▶ [TASK INSTRUCTIONS]:
Copy the data that follows exactly. Include no pictures.

▶ [DATA SHOWN]:

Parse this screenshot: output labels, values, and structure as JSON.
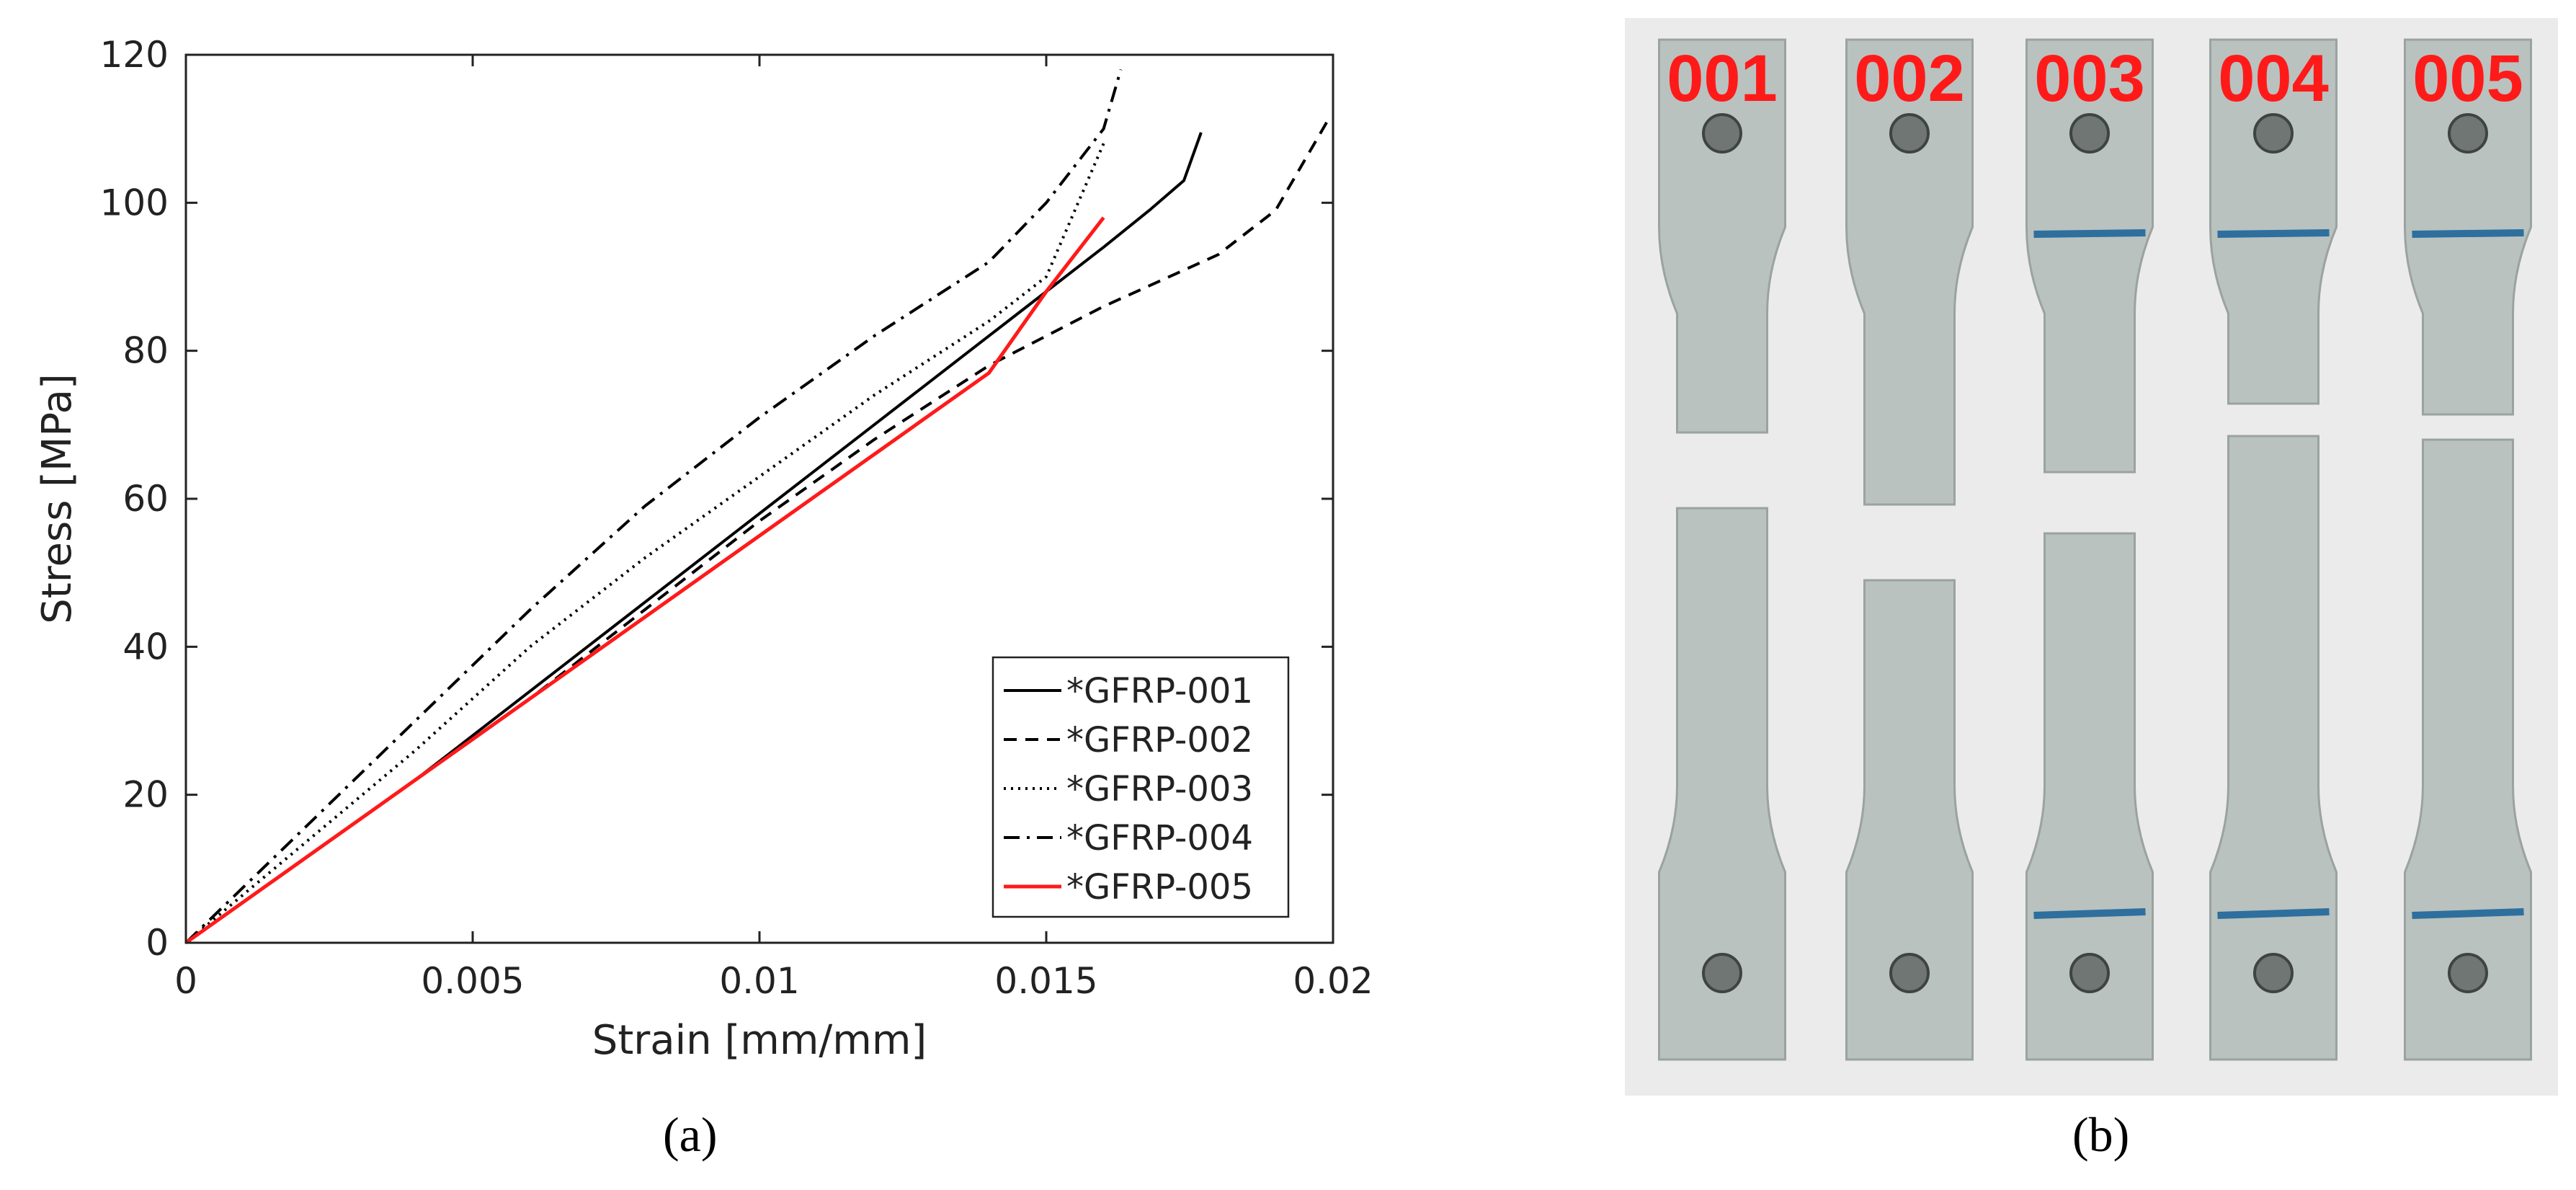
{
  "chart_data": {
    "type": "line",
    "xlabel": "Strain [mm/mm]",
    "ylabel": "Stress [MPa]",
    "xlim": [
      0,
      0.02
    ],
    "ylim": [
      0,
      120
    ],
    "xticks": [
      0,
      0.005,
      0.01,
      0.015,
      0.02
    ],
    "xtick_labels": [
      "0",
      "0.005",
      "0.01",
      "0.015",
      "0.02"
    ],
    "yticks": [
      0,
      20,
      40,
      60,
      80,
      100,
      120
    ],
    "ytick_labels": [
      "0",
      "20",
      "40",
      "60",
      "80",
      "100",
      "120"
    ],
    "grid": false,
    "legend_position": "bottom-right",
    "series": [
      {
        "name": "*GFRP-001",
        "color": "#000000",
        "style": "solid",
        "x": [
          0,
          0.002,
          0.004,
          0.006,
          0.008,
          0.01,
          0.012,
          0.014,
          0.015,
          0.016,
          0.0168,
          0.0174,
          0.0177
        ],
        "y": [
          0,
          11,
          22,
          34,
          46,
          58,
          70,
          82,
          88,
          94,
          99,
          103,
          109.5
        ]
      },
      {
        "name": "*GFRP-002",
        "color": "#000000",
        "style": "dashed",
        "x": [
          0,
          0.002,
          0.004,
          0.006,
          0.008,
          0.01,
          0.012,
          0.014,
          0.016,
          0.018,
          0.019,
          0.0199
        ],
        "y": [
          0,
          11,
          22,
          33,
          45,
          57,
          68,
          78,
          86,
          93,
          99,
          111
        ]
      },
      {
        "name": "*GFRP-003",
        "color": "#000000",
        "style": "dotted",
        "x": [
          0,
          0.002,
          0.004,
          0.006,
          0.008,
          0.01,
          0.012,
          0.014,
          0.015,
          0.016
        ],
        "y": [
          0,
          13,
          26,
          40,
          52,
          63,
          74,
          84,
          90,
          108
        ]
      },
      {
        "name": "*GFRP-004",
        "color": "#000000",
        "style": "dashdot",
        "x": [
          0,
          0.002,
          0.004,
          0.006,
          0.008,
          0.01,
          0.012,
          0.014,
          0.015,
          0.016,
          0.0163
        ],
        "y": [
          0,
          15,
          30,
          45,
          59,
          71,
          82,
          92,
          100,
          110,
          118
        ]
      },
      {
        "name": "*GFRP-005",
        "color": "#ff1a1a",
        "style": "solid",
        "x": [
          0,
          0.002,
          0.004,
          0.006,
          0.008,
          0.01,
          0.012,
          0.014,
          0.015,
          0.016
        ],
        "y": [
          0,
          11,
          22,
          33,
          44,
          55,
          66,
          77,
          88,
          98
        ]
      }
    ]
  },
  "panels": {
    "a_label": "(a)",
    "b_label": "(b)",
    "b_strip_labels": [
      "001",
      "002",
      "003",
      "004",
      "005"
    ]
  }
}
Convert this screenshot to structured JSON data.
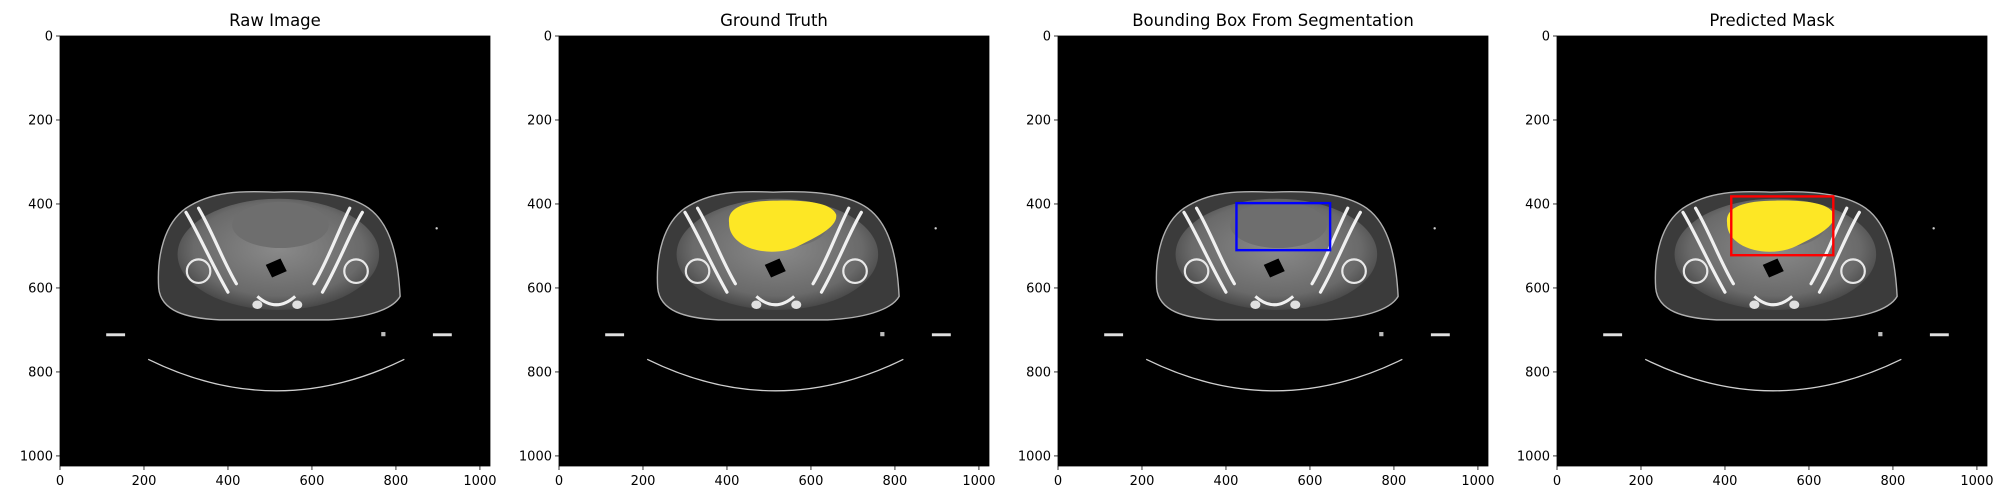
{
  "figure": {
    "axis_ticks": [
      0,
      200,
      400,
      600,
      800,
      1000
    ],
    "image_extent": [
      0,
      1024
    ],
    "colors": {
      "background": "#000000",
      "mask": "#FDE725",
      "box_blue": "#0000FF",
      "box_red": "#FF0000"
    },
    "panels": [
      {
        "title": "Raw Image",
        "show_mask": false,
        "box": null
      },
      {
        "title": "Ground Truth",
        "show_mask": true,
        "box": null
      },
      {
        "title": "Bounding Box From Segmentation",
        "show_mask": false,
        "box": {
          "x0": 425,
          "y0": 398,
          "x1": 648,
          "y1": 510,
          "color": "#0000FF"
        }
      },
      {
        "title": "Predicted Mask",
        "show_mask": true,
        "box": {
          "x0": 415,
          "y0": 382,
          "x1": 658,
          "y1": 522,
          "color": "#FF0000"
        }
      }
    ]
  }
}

▶ [OUTPUT FOR THIS TASK]:
Parse this screenshot: output labels, values, and structure as JSON.
{
  "chart_data": {
    "type": "line",
    "xlabel": "Strain [mm/mm]",
    "ylabel": "Stress [MPa]",
    "xlim": [
      0,
      0.02
    ],
    "ylim": [
      0,
      120
    ],
    "xticks": [
      0,
      0.005,
      0.01,
      0.015,
      0.02
    ],
    "xtick_labels": [
      "0",
      "0.005",
      "0.01",
      "0.015",
      "0.02"
    ],
    "yticks": [
      0,
      20,
      40,
      60,
      80,
      100,
      120
    ],
    "ytick_labels": [
      "0",
      "20",
      "40",
      "60",
      "80",
      "100",
      "120"
    ],
    "grid": false,
    "legend_position": "bottom-right",
    "series": [
      {
        "name": "*GFRP-001",
        "color": "#000000",
        "style": "solid",
        "x": [
          0,
          0.002,
          0.004,
          0.006,
          0.008,
          0.01,
          0.012,
          0.014,
          0.015,
          0.016,
          0.0168,
          0.0174,
          0.0177
        ],
        "y": [
          0,
          11,
          22,
          34,
          46,
          58,
          70,
          82,
          88,
          94,
          99,
          103,
          109.5
        ]
      },
      {
        "name": "*GFRP-002",
        "color": "#000000",
        "style": "dashed",
        "x": [
          0,
          0.002,
          0.004,
          0.006,
          0.008,
          0.01,
          0.012,
          0.014,
          0.016,
          0.018,
          0.019,
          0.0199
        ],
        "y": [
          0,
          11,
          22,
          33,
          45,
          57,
          68,
          78,
          86,
          93,
          99,
          111
        ]
      },
      {
        "name": "*GFRP-003",
        "color": "#000000",
        "style": "dotted",
        "x": [
          0,
          0.002,
          0.004,
          0.006,
          0.008,
          0.01,
          0.012,
          0.014,
          0.015,
          0.016
        ],
        "y": [
          0,
          13,
          26,
          40,
          52,
          63,
          74,
          84,
          90,
          108
        ]
      },
      {
        "name": "*GFRP-004",
        "color": "#000000",
        "style": "dashdot",
        "x": [
          0,
          0.002,
          0.004,
          0.006,
          0.008,
          0.01,
          0.012,
          0.014,
          0.015,
          0.016,
          0.0163
        ],
        "y": [
          0,
          15,
          30,
          45,
          59,
          71,
          82,
          92,
          100,
          110,
          118
        ]
      },
      {
        "name": "*GFRP-005",
        "color": "#ff1a1a",
        "style": "solid",
        "x": [
          0,
          0.002,
          0.004,
          0.006,
          0.008,
          0.01,
          0.012,
          0.014,
          0.015,
          0.016
        ],
        "y": [
          0,
          11,
          22,
          33,
          44,
          55,
          66,
          77,
          88,
          98
        ]
      }
    ]
  },
  "panels": {
    "a_label": "(a)",
    "b_label": "(b)",
    "b_strip_labels": [
      "001",
      "002",
      "003",
      "004",
      "005"
    ]
  }
}
Convert this screenshot to structured JSON data.
{
  "figure": {
    "axis_ticks": [
      0,
      200,
      400,
      600,
      800,
      1000
    ],
    "image_extent": [
      0,
      1024
    ],
    "colors": {
      "background": "#000000",
      "mask": "#FDE725",
      "box_blue": "#0000FF",
      "box_red": "#FF0000"
    },
    "panels": [
      {
        "title": "Raw Image",
        "show_mask": false,
        "box": null
      },
      {
        "title": "Ground Truth",
        "show_mask": true,
        "box": null
      },
      {
        "title": "Bounding Box From Segmentation",
        "show_mask": false,
        "box": {
          "x0": 425,
          "y0": 398,
          "x1": 648,
          "y1": 510,
          "color": "#0000FF"
        }
      },
      {
        "title": "Predicted Mask",
        "show_mask": true,
        "box": {
          "x0": 415,
          "y0": 382,
          "x1": 658,
          "y1": 522,
          "color": "#FF0000"
        }
      }
    ]
  }
}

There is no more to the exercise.